Problem: Transcribe the records that follow. Keep every word exactly, and drop the pictures.

━━ Given records

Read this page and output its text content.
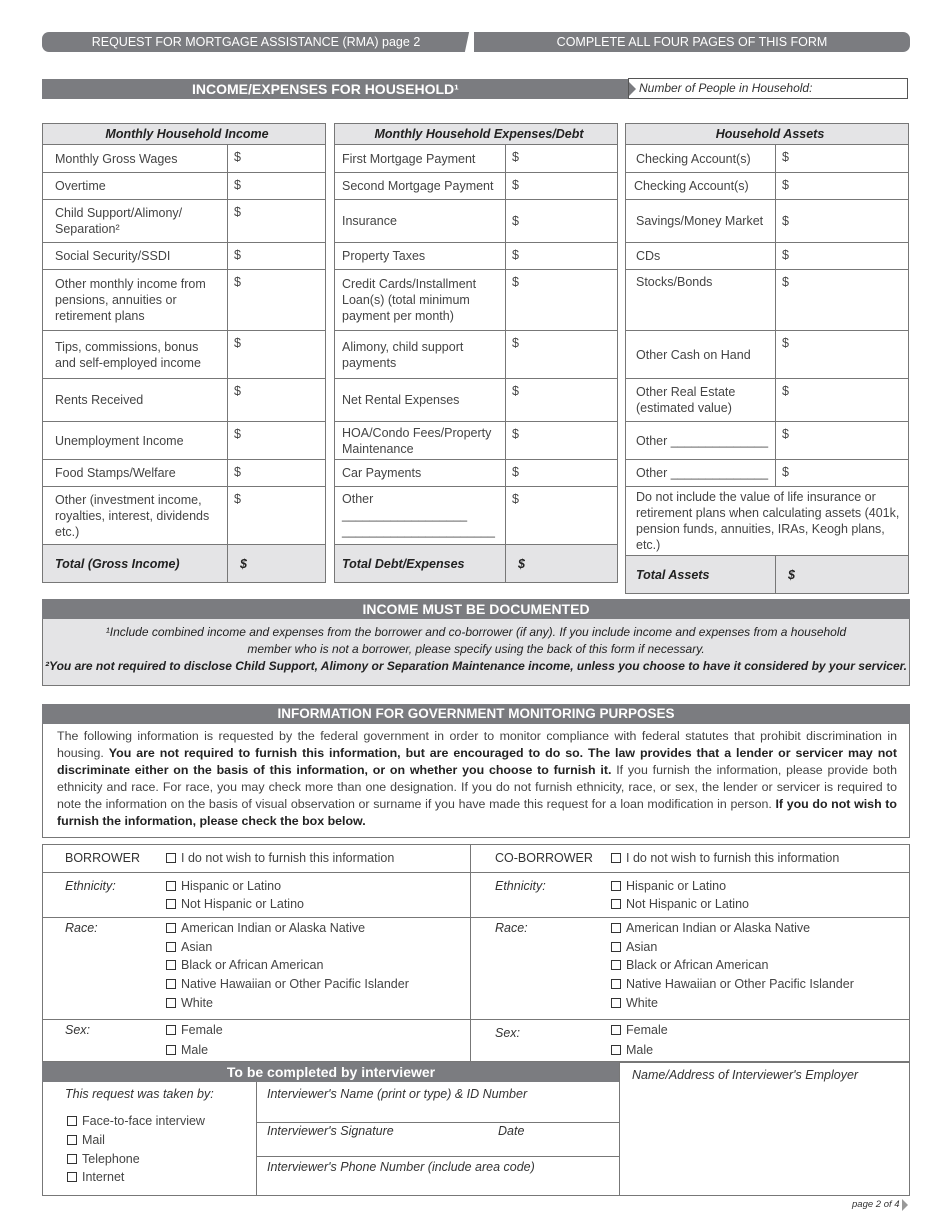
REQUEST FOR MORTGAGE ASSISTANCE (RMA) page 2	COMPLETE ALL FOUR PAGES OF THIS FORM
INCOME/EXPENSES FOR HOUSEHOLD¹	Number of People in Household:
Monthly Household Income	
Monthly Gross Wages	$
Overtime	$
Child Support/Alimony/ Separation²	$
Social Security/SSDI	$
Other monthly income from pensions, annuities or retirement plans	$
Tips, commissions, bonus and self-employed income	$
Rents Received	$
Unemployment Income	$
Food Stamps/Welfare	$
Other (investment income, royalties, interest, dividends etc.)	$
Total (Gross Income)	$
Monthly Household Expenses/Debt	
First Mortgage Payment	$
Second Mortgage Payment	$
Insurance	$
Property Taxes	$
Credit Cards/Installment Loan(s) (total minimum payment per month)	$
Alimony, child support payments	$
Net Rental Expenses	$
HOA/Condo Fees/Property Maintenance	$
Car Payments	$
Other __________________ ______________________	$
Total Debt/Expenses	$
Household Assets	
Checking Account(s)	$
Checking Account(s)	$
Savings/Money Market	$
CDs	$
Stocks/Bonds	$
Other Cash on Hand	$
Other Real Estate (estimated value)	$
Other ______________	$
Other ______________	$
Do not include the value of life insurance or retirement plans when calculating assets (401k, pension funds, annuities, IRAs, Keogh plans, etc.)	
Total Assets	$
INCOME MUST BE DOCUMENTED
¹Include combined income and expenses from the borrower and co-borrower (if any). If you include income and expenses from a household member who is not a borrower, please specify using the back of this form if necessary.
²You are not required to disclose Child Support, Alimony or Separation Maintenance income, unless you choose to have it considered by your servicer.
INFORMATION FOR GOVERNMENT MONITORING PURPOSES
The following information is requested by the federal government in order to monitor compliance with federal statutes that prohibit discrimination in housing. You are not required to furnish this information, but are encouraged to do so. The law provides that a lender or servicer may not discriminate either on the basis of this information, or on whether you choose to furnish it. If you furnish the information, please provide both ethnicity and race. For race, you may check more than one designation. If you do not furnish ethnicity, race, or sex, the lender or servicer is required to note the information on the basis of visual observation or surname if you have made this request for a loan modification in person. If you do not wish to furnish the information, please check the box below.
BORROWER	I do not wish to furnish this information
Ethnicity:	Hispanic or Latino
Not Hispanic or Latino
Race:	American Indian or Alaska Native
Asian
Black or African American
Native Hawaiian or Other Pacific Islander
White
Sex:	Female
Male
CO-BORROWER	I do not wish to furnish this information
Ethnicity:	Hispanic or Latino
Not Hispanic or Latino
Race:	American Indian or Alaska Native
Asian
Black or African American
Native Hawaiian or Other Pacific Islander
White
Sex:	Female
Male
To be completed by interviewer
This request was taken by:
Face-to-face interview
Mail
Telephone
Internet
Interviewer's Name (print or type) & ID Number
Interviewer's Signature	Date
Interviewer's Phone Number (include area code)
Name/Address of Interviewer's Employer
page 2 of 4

━━━━

Result below:
Read this page and output its text content.
REQUEST FOR MORTGAGE ASSISTANCE (RMA) page 2	COMPLETE ALL FOUR PAGES OF THIS FORM
INCOME/EXPENSES FOR HOUSEHOLD¹	Number of People in Household:
Monthly Household Income	
Monthly Gross Wages	$
Overtime	$
Child Support/Alimony/ Separation²	$
Social Security/SSDI	$
Other monthly income from pensions, annuities or retirement plans	$
Tips, commissions, bonus and self-employed income	$
Rents Received	$
Unemployment Income	$
Food Stamps/Welfare	$
Other (investment income, royalties, interest, dividends etc.)	$
Total (Gross Income)	$
Monthly Household Expenses/Debt	
First Mortgage Payment	$
Second Mortgage Payment	$
Insurance	$
Property Taxes	$
Credit Cards/Installment Loan(s) (total minimum payment per month)	$
Alimony, child support payments	$
Net Rental Expenses	$
HOA/Condo Fees/Property Maintenance	$
Car Payments	$
Other __________________ ______________________	$
Total Debt/Expenses	$
Household Assets	
Checking Account(s)	$
Checking Account(s)	$
Savings/Money Market	$
CDs	$
Stocks/Bonds	$
Other Cash on Hand	$
Other Real Estate (estimated value)	$
Other ______________	$
Other ______________	$
Do not include the value of life insurance or retirement plans when calculating assets (401k, pension funds, annuities, IRAs, Keogh plans, etc.)	
Total Assets	$
INCOME MUST BE DOCUMENTED
¹Include combined income and expenses from the borrower and co-borrower (if any). If you include income and expenses from a household member who is not a borrower, please specify using the back of this form if necessary.
²You are not required to disclose Child Support, Alimony or Separation Maintenance income, unless you choose to have it considered by your servicer.
INFORMATION FOR GOVERNMENT MONITORING PURPOSES
The following information is requested by the federal government in order to monitor compliance with federal statutes that prohibit discrimination in housing. You are not required to furnish this information, but are encouraged to do so. The law provides that a lender or servicer may not discriminate either on the basis of this information, or on whether you choose to furnish it. If you furnish the information, please provide both ethnicity and race. For race, you may check more than one designation. If you do not furnish ethnicity, race, or sex, the lender or servicer is required to note the information on the basis of visual observation or surname if you have made this request for a loan modification in person. If you do not wish to furnish the information, please check the box below.
BORROWER	I do not wish to furnish this information
Ethnicity:	Hispanic or Latino
Not Hispanic or Latino
Race:	American Indian or Alaska Native
Asian
Black or African American
Native Hawaiian or Other Pacific Islander
White
Sex:	Female
Male
CO-BORROWER	I do not wish to furnish this information
Ethnicity:	Hispanic or Latino
Not Hispanic or Latino
Race:	American Indian or Alaska Native
Asian
Black or African American
Native Hawaiian or Other Pacific Islander
White
Sex:	Female
Male
To be completed by interviewer
This request was taken by:
Face-to-face interview
Mail
Telephone
Internet
Interviewer's Name (print or type) & ID Number
Interviewer's Signature	Date
Interviewer's Phone Number (include area code)
Name/Address of Interviewer's Employer
page 2 of 4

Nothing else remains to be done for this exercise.